Supplied data.

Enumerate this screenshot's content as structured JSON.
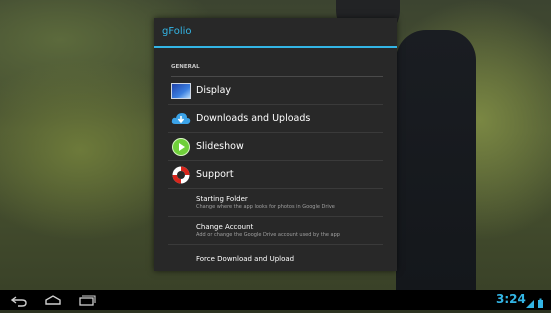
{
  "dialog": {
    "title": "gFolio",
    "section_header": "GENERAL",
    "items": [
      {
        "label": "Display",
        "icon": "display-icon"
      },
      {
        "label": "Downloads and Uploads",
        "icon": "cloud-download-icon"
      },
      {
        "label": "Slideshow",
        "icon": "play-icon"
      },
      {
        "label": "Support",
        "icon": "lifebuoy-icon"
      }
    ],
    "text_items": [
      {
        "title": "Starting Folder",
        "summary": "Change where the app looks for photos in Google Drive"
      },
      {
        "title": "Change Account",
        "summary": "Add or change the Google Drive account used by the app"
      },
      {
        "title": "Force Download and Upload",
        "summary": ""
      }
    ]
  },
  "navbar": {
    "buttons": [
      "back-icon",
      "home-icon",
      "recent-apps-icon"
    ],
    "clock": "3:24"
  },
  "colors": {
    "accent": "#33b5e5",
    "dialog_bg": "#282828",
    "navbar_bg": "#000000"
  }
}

Exercise.
Using the entries above, return each line in which the word "Drive" occurs.

The response.
        "summary": "Change where the app looks for photos in Google Drive"
        "summary": "Add or change the Google Drive account used by the app"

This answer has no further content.